▶ Entries shown
-----

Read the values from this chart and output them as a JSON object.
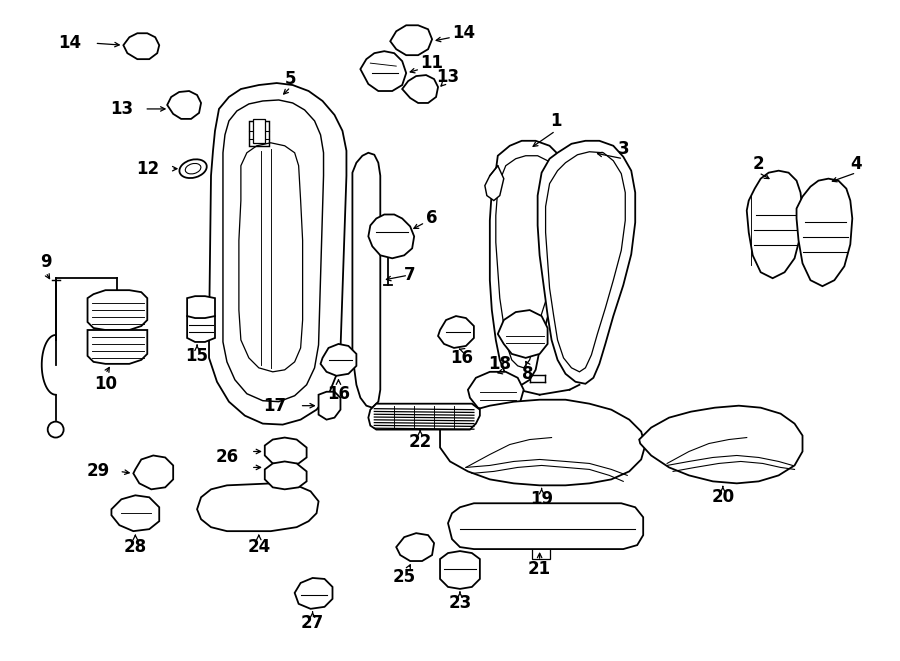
{
  "background_color": "#ffffff",
  "line_color": "#000000",
  "fig_width": 9.0,
  "fig_height": 6.61,
  "dpi": 100,
  "font_size": 11,
  "lw": 1.3
}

-----

▶ Prompt
Omit the pictures. Transcribe every record exactly.

▶ Solution for this exercise
Read the values from this chart and output them as a JSON object.
{
  "background_color": "#ffffff",
  "line_color": "#000000",
  "fig_width": 9.0,
  "fig_height": 6.61,
  "dpi": 100,
  "font_size": 11,
  "lw": 1.3
}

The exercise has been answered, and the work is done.